* Start THE INPUT *

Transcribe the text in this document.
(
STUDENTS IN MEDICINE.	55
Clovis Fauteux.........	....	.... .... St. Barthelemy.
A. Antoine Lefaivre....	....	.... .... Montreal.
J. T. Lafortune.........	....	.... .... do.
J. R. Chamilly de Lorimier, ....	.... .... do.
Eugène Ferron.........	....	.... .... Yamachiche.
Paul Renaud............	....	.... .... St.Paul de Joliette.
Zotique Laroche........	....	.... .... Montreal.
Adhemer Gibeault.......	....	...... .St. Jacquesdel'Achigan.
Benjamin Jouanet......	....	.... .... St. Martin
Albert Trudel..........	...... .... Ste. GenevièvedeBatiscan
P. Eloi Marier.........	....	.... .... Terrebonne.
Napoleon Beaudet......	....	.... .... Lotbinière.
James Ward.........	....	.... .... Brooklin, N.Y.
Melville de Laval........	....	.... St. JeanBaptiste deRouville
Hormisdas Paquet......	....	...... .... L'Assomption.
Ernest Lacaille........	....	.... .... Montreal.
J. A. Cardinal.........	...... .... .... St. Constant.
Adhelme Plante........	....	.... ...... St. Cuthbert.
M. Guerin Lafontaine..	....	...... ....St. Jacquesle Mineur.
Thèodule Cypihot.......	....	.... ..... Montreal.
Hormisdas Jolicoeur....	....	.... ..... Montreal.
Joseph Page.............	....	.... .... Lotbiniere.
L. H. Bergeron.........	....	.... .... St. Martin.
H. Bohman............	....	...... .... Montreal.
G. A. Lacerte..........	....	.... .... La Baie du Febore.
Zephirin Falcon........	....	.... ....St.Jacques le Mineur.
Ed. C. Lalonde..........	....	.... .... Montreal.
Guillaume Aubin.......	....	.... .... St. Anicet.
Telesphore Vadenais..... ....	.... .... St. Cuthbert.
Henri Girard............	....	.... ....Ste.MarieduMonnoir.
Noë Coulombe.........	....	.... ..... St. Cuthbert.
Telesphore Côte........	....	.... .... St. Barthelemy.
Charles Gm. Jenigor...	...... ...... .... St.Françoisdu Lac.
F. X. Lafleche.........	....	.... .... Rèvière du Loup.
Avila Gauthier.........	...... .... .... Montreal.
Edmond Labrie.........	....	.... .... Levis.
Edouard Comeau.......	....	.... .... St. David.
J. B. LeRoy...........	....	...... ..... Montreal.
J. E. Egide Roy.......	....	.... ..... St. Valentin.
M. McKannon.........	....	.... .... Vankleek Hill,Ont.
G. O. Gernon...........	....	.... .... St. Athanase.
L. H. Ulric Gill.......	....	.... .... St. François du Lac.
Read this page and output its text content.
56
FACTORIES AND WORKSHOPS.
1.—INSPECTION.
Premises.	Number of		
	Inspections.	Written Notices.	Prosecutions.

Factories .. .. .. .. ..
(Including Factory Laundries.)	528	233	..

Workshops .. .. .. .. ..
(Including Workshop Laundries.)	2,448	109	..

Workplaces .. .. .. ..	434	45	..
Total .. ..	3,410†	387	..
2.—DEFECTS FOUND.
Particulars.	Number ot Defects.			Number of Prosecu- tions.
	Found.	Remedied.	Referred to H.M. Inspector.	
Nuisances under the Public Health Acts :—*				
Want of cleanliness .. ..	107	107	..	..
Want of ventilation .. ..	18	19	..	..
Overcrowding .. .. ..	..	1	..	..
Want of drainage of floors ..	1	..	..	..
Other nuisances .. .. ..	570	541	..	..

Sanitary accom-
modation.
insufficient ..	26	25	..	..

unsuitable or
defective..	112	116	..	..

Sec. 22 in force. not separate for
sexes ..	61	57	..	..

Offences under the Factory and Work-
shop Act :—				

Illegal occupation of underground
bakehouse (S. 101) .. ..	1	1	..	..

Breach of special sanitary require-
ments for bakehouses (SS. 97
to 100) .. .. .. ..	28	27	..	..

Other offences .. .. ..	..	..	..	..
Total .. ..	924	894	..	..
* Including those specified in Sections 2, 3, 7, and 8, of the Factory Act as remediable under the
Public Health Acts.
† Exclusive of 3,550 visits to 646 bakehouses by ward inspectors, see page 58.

* End THE INPUT *

GIVEN TASK: Looking at the entries above, state how many lines contain "Cuthbert"; give the number alone.

SOLVED EXERCISE: 3